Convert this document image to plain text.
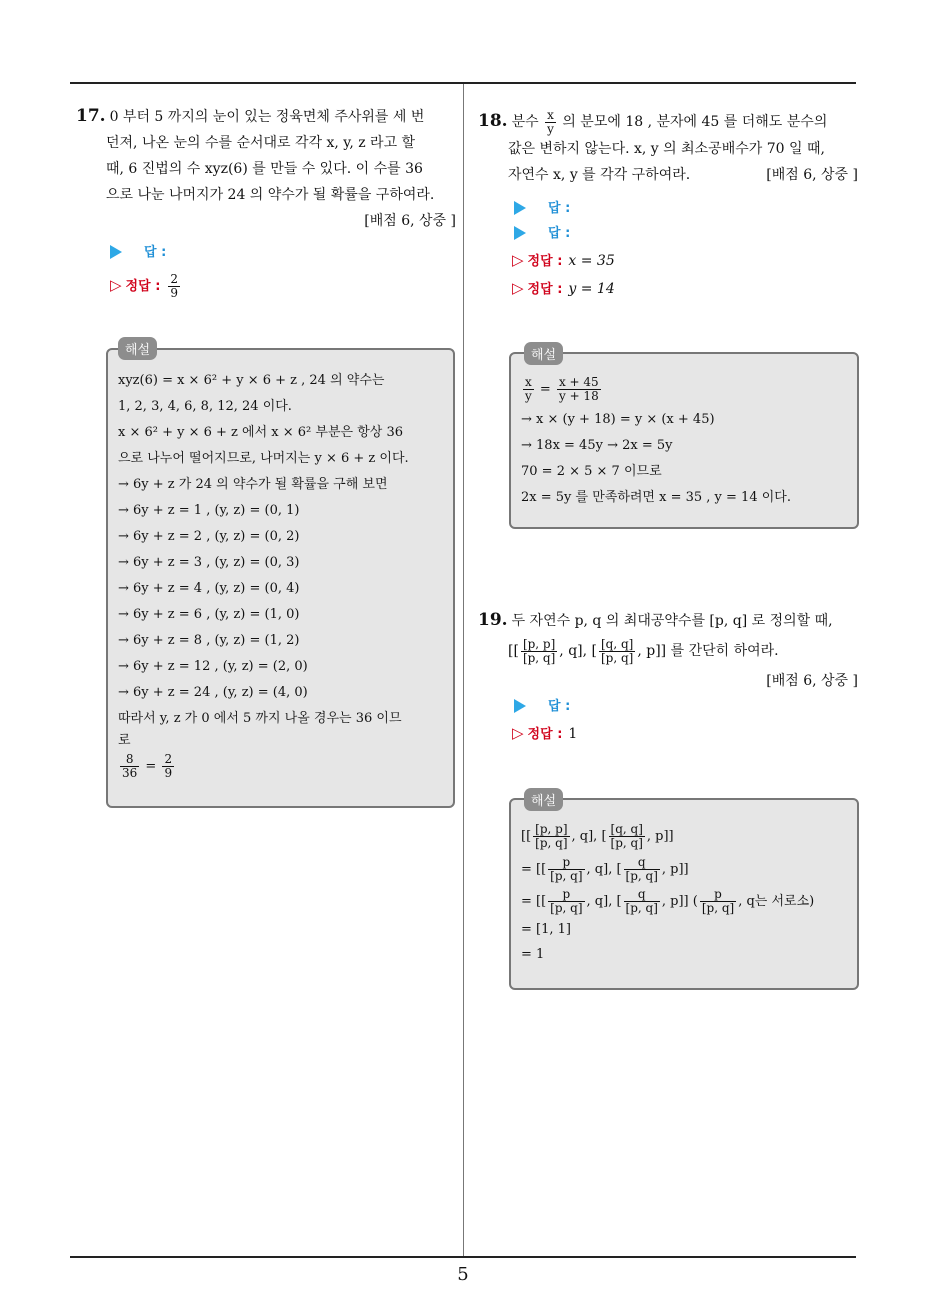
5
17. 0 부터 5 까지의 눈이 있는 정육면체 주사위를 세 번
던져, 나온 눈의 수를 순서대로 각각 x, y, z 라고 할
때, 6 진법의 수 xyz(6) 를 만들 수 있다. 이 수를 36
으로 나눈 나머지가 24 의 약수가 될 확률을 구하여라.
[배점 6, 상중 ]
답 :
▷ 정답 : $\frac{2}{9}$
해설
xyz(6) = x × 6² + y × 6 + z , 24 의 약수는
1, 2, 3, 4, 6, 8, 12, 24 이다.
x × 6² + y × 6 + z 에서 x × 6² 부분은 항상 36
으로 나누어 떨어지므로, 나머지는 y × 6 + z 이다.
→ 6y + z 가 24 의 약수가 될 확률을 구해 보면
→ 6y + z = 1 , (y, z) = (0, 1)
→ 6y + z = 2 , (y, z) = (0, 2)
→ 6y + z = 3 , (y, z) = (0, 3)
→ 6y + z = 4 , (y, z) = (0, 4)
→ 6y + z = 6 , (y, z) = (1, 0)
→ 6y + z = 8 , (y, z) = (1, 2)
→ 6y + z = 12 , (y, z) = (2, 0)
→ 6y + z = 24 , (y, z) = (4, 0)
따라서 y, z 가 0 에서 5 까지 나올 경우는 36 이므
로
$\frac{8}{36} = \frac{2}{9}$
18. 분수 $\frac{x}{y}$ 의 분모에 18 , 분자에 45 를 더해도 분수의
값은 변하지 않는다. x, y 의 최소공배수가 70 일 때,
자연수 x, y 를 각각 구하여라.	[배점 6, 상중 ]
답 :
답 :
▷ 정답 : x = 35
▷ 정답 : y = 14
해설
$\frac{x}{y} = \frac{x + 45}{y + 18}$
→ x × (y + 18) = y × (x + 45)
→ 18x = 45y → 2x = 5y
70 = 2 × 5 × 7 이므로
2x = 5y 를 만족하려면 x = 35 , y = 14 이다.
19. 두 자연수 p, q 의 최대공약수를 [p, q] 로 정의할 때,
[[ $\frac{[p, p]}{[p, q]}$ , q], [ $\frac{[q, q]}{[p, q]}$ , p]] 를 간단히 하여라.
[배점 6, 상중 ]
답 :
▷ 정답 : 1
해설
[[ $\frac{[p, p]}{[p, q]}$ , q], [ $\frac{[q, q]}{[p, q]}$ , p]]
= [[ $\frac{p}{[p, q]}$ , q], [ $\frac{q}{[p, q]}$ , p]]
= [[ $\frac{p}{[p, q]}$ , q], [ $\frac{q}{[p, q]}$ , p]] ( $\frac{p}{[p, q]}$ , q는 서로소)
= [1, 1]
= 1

--

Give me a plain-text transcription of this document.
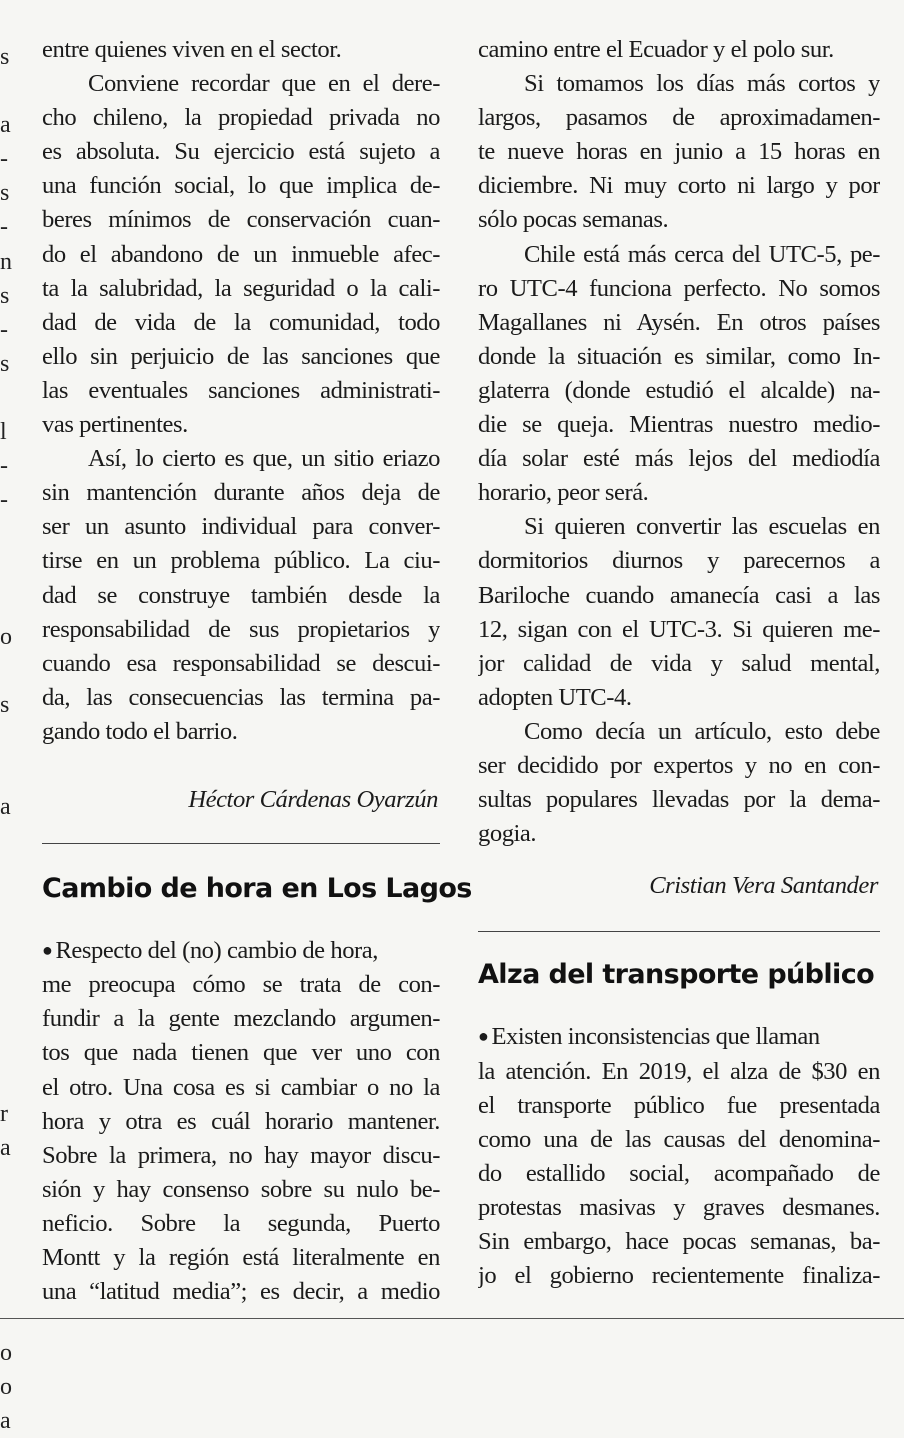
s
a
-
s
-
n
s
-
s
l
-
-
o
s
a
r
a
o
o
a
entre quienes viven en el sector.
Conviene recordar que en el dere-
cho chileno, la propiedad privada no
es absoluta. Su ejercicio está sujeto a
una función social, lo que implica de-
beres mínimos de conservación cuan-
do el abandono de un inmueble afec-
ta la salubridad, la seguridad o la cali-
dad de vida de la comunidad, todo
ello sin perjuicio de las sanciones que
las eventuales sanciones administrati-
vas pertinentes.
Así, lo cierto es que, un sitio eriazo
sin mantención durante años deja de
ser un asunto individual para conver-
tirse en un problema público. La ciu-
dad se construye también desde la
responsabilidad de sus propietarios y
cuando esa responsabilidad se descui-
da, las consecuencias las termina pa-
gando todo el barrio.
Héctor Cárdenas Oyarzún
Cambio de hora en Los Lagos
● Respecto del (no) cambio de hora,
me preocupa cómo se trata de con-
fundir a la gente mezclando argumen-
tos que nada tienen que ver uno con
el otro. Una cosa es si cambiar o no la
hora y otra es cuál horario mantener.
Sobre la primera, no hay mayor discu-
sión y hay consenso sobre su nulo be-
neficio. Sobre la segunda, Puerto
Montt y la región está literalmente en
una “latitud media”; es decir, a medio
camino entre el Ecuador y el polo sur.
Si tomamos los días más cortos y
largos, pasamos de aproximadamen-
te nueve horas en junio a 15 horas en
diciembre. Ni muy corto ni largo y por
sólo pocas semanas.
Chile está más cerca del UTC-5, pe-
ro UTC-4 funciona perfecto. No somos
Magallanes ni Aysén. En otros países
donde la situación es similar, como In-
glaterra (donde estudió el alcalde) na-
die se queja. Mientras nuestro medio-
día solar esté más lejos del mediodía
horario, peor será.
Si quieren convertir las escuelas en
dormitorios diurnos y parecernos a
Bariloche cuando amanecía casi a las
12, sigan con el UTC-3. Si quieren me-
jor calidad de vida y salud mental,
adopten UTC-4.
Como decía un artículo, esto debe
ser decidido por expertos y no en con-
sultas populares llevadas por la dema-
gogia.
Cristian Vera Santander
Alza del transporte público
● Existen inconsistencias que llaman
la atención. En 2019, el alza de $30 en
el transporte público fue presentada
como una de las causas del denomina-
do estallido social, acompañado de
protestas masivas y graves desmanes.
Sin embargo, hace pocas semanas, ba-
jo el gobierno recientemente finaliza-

## Do this
Copy all lines of the listing above that contain the string "plain".

## The result
Convert this document image to plain text.
Give me a plain-text transcription of this document.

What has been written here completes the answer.